# REQUIREMENT 1
List every MuseScore 2.0 Nightly Build number that the bug report mentions.
# REQUIREMENT 2
What severity does the bug report assign to the problem?
# REQUIREMENT 3
Continue the bug report about score panning from where it stops.
*** Opening of PAGE TEXT ***
Score doesn't pan during playback

• Sep 10, 2011 - 14:27
Type
Functional
Severity
S4 - Minor
Status
closed
Project

1. Open score.
2. Enable 'Pan score while playing'.
3. Play.

Result: It won't follow wherever the playback head is.

Using MuseScore 2.0 Nightly Build (4769) - Mac 10.6.8.


Comments

Status (old) fixed active

Partially fixed.

1. Open a multi-page score.
2. Ensure the view is set so a system on the other page is in full view vertically, but not horizontally.
3. Play.
4. Click on a note of a stave on the other page that's in full view vertically.

Result: Doesn't follow until there's a new system.

Using MuseScore 2.0 Nightly Build (4773) - Mac 10.6.8.

I think it might be fixed now - did you manage to reproduce? If so and it has been fixed, you could mark it.

Using MuseScore 2.0 Nightly Build (4775) - Mac 10.6.8.

Status (old) fixed active

Isn't the icon logic backwards now, compared to a few revisions ago? I have to enable the icon (which to me is yes to pan/play) but it won't pan. Turn off the icon and it will pan/play.

FWIW, to me, "pan" is something *I* do, when I grab a chunk of the score and drag it around. So an option to pan the score would imply to me that the usual automatic tracking of the score is disabled, and thus I am able to pan the score, wherwas I wouldn't be able to otherwise. Not that I think this is how the option should work. I'm sugest a different name might be in order if the idea is meant to be the turning the option on causes that automatic tracking.

Well, I just recall when the feature was put in and I had to enable the icon to allow me to pan the score during playback. Now its backwards, but I will do a full recompile and check again.
*** Close of PAGE TEXT ***
*** Opening of ENTRIES PROVIDED ***
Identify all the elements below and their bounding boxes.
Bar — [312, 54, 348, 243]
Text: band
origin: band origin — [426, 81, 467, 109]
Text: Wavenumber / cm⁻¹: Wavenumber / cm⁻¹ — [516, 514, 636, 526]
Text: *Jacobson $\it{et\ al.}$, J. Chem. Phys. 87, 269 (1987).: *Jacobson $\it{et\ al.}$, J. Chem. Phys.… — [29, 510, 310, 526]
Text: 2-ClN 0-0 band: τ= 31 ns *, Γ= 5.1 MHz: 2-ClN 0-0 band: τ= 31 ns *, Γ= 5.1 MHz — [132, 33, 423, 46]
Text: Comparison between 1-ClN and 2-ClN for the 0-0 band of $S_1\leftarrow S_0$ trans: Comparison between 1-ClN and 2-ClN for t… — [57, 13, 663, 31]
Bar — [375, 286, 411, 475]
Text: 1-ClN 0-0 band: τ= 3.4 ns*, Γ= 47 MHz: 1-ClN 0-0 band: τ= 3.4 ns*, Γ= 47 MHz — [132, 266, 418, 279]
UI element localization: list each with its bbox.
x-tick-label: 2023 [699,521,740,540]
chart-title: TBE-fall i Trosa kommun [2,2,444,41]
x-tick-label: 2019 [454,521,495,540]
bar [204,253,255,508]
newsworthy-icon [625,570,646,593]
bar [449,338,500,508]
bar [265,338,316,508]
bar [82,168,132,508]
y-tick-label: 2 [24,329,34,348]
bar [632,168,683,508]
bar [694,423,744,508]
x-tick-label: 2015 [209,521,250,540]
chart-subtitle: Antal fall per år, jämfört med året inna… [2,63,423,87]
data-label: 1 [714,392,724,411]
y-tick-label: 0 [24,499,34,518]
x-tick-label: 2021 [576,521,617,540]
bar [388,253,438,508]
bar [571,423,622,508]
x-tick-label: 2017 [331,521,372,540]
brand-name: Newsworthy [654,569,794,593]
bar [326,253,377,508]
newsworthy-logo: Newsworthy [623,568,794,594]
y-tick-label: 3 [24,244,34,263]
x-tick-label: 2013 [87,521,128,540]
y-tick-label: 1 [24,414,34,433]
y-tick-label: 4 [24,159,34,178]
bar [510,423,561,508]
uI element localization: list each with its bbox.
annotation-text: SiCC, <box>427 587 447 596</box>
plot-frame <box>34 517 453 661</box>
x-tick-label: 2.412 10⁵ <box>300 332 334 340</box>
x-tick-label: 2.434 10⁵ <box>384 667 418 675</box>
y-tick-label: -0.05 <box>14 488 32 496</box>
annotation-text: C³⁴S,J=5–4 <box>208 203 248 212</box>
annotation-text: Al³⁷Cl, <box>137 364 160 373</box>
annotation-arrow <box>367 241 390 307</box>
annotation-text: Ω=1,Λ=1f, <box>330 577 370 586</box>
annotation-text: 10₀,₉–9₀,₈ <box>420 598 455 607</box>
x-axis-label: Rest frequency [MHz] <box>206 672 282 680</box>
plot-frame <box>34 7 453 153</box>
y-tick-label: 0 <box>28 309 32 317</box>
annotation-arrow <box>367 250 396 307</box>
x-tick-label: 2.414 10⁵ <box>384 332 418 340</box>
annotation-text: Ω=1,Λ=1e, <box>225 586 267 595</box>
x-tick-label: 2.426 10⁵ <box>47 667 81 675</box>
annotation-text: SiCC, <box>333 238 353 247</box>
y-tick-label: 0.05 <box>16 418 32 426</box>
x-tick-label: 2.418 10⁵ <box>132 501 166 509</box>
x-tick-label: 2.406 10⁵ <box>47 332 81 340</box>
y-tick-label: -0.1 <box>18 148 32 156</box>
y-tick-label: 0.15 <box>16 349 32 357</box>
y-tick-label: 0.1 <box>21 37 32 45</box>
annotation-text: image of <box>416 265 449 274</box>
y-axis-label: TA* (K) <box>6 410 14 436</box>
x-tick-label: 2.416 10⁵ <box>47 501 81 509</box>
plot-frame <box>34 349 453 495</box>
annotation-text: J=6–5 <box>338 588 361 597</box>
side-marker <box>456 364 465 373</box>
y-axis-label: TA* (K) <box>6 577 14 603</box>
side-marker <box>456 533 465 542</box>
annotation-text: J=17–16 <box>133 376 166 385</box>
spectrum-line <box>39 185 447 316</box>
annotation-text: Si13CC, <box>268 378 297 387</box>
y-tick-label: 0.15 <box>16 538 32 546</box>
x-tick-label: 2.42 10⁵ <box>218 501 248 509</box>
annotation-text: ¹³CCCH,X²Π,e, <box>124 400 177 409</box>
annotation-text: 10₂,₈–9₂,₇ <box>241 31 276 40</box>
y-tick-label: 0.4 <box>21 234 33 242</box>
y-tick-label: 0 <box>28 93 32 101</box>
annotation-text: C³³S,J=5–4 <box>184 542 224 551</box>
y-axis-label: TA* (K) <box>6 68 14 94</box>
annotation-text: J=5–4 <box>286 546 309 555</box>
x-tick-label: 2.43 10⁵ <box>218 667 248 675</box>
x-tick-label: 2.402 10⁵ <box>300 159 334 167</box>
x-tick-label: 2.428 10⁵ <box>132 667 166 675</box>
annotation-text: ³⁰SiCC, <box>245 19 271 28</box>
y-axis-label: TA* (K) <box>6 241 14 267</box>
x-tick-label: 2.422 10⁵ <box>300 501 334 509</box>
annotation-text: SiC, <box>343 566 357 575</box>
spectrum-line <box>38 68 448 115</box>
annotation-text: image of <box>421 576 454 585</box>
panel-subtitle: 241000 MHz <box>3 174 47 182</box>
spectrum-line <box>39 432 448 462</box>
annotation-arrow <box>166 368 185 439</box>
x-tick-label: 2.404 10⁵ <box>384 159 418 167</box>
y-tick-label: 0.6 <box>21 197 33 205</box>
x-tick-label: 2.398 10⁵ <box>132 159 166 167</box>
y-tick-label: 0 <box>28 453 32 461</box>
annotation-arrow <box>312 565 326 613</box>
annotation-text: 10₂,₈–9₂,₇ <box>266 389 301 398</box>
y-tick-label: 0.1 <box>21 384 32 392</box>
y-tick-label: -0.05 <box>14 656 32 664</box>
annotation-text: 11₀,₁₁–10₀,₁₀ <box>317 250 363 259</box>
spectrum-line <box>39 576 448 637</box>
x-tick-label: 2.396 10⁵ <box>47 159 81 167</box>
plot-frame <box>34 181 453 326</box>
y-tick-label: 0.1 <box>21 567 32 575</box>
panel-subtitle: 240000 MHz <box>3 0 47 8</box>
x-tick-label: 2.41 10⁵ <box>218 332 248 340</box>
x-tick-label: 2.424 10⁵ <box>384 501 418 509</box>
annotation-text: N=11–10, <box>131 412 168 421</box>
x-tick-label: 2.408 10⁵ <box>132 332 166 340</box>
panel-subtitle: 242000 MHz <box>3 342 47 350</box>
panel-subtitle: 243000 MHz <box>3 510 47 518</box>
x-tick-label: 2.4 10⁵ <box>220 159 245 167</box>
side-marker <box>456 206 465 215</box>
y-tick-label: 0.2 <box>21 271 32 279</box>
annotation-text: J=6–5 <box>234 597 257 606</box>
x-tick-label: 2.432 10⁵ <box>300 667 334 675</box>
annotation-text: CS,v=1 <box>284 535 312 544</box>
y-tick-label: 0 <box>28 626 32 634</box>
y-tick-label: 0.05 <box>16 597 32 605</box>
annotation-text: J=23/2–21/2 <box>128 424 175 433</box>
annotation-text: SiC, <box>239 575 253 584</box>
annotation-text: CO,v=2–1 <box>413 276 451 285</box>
*** Close of ENTRIES PROVIDED ***
# RESPONSE BOX 1
4769, 4773, 4775

# RESPONSE BOX 2
S4 - Minor

# RESPONSE BOX 3
Recompiled R4789 (Win7) but it is still the same. I don't think I'm crazy as I assume the same logic as the "repeats on/off" button beside it. With the repeats button enabled (in, on, with the border around it) means repeats will play. When the pan/play button is enabled ("in", on, with the border around it) this means I can play while panning, but it won't. Only when I disable the feature will it allow me to pan.

If my logic is wrong then the button explanation (the pop-up text) is also wrong.

Just to be clear, when the pan icon looks like what's attached, it pans for me. Maybe it's a Windows exclusive?

Using MuseScore 2.0 Nightly Build (4787) - Mac 10.6.8.

Attachment Size
Pan.png 7.52 KB

The naming seems confusing. Pan means that the program automatically pans for you during playback. So if activated you can _not_ pan manually.
Maybe a better name would be "follow score".

Werner: sorry to say but I think the approach to this feature and the way the button works is completely backwards. MS always did "auto-pan", hence that feature already existed. Now you are letting the user disable that to pan the score themselves during playback. Therefore, the icon, when enabled, should let the user pan the score themselves.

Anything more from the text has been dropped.